§ DATA SECTION:
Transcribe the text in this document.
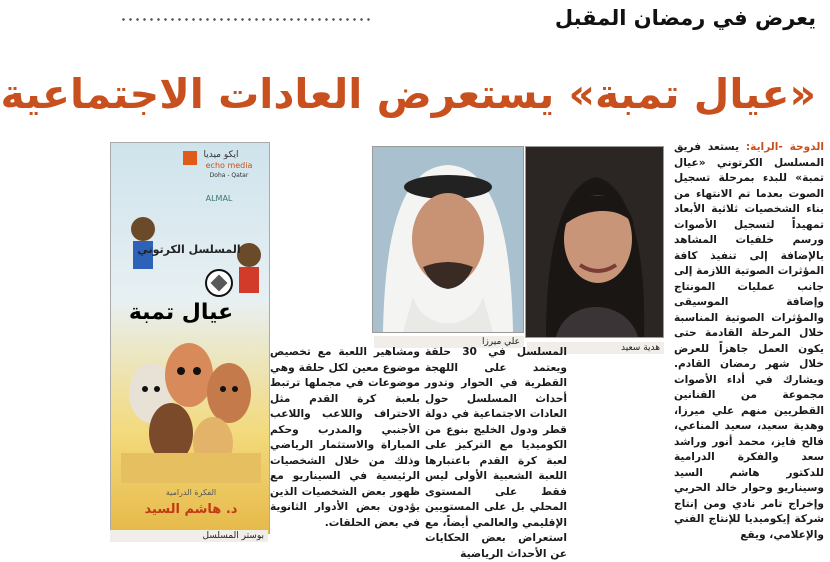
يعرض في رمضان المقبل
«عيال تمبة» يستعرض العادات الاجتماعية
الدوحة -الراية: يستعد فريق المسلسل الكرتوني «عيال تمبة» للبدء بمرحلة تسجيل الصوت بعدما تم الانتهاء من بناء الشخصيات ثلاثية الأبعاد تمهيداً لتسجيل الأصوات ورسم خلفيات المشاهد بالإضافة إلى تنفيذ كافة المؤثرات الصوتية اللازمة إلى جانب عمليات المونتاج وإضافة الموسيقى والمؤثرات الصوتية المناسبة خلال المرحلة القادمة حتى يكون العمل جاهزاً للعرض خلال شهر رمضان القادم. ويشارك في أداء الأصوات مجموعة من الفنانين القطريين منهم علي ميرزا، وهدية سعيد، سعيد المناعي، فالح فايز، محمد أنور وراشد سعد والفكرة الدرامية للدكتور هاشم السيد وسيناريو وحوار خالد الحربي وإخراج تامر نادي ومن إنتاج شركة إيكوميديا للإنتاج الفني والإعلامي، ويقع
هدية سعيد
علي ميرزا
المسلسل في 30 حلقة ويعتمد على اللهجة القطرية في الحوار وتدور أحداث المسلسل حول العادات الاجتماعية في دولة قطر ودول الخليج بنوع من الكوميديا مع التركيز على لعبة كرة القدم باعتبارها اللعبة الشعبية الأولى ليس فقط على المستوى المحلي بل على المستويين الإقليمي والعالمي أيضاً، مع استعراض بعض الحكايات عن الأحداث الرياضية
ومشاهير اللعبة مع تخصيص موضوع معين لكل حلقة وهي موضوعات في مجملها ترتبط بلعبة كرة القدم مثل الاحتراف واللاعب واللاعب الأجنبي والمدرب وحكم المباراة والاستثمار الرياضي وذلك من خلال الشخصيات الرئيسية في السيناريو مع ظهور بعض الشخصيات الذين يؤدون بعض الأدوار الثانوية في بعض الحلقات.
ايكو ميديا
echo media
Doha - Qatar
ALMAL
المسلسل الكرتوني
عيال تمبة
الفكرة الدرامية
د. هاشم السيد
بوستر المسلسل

§ SET TASK: Set the entries down again exactly. Do not include the images.

§ EXERCISE RESPONSE:
Transcribe the text in this document.
يعرض في رمضان المقبل
«عيال تمبة» يستعرض العادات الاجتماعية
الدوحة -الراية: يستعد فريق المسلسل الكرتوني «عيال تمبة» للبدء بمرحلة تسجيل الصوت بعدما تم الانتهاء من بناء الشخصيات ثلاثية الأبعاد تمهيداً لتسجيل الأصوات ورسم خلفيات المشاهد بالإضافة إلى تنفيذ كافة المؤثرات الصوتية اللازمة إلى جانب عمليات المونتاج وإضافة الموسيقى والمؤثرات الصوتية المناسبة خلال المرحلة القادمة حتى يكون العمل جاهزاً للعرض خلال شهر رمضان القادم. ويشارك في أداء الأصوات مجموعة من الفنانين القطريين منهم علي ميرزا، وهدية سعيد، سعيد المناعي، فالح فايز، محمد أنور وراشد سعد والفكرة الدرامية للدكتور هاشم السيد وسيناريو وحوار خالد الحربي وإخراج تامر نادي ومن إنتاج شركة إيكوميديا للإنتاج الفني والإعلامي، ويقع
هدية سعيد
علي ميرزا
المسلسل في 30 حلقة ويعتمد على اللهجة القطرية في الحوار وتدور أحداث المسلسل حول العادات الاجتماعية في دولة قطر ودول الخليج بنوع من الكوميديا مع التركيز على لعبة كرة القدم باعتبارها اللعبة الشعبية الأولى ليس فقط على المستوى المحلي بل على المستويين الإقليمي والعالمي أيضاً، مع استعراض بعض الحكايات عن الأحداث الرياضية
ومشاهير اللعبة مع تخصيص موضوع معين لكل حلقة وهي موضوعات في مجملها ترتبط بلعبة كرة القدم مثل الاحتراف واللاعب واللاعب الأجنبي والمدرب وحكم المباراة والاستثمار الرياضي وذلك من خلال الشخصيات الرئيسية في السيناريو مع ظهور بعض الشخصيات الذين يؤدون بعض الأدوار الثانوية في بعض الحلقات.
ايكو ميديا
echo media
Doha - Qatar
ALMAL
المسلسل الكرتوني
عيال تمبة
الفكرة الدرامية
د. هاشم السيد
بوستر المسلسل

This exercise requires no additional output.